Data records:
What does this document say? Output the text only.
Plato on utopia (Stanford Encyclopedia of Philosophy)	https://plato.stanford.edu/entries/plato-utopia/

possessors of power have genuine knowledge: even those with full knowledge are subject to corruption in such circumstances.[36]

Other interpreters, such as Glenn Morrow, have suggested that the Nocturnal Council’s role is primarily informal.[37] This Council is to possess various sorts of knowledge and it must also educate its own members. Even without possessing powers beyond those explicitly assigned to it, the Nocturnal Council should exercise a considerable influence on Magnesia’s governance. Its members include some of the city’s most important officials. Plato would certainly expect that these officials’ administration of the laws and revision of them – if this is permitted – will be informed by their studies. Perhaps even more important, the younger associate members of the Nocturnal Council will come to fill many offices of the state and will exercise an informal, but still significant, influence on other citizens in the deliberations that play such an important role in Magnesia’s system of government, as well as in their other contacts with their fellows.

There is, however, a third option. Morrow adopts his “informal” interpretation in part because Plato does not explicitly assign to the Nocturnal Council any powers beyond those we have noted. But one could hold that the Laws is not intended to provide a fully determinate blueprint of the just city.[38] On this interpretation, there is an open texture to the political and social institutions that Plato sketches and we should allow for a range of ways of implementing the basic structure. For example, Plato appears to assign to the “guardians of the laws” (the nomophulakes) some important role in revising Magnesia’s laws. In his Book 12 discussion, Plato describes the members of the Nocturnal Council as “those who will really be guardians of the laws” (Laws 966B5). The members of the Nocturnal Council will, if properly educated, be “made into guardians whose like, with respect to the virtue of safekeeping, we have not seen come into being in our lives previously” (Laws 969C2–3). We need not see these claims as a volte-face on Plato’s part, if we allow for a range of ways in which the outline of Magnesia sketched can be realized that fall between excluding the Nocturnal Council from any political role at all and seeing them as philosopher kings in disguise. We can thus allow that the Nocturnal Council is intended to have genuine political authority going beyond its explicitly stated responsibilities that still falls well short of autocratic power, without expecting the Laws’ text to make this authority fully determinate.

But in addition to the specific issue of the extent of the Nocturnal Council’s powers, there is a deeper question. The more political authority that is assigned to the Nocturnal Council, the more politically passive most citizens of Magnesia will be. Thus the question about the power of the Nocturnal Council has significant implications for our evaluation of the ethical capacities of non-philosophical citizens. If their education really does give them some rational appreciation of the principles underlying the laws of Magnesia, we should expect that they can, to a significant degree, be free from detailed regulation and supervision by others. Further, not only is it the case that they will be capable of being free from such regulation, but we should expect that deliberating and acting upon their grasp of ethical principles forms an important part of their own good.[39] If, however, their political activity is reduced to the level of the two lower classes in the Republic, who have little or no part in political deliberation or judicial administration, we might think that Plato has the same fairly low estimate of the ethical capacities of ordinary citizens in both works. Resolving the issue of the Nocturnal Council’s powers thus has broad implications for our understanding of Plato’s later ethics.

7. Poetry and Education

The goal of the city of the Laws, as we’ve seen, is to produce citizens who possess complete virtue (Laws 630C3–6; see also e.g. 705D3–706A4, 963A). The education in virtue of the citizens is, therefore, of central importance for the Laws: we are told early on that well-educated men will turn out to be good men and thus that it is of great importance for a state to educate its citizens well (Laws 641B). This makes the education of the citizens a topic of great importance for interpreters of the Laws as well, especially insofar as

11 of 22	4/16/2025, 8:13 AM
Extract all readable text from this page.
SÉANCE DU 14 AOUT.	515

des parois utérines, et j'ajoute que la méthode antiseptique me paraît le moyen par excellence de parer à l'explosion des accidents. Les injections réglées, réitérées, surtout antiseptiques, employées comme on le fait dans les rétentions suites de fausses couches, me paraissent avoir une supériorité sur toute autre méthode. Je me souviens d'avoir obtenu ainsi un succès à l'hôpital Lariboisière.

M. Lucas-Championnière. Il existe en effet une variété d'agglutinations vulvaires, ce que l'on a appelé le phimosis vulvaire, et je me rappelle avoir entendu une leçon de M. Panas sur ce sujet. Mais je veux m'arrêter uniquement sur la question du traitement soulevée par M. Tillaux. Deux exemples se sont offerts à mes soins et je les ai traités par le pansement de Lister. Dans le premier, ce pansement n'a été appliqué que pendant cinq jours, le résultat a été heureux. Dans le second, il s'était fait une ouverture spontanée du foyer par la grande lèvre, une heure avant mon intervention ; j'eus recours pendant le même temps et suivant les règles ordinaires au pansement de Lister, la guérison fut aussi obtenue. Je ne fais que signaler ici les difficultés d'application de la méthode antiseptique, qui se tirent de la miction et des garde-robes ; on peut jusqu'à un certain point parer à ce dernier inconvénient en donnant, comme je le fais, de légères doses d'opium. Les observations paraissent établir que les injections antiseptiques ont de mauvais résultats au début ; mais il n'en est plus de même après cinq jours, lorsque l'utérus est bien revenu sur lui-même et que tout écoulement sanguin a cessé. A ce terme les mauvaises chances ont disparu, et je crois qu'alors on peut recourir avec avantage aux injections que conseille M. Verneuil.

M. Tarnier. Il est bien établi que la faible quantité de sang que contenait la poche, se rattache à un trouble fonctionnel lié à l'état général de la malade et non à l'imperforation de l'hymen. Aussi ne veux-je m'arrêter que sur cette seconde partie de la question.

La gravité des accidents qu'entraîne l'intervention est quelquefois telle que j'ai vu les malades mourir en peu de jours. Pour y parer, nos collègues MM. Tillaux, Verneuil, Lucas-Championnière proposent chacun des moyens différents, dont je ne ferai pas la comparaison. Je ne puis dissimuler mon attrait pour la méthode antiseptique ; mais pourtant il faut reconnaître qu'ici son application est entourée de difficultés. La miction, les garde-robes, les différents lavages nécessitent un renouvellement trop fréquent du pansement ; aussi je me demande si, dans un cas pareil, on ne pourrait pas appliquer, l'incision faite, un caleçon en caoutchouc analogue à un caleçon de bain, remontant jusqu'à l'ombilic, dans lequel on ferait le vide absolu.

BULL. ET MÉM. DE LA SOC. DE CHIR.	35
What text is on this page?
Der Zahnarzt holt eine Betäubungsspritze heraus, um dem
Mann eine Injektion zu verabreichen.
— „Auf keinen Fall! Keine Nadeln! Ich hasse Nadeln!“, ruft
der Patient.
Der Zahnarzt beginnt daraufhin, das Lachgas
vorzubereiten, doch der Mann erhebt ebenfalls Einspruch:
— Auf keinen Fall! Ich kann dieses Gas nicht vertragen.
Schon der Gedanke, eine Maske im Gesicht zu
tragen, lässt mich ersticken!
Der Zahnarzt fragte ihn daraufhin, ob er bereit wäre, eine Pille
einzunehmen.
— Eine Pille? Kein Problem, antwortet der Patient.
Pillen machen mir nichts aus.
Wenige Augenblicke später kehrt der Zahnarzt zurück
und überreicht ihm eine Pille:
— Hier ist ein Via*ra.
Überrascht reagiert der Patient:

What is asked
Return each line in the records that holds the string "keinen".

Exercise response
— „Auf keinen Fall! Keine Nadeln! Ich hasse Nadeln!“, ruft
— Auf keinen Fall! Ich kann dieses Gas nicht vertragen.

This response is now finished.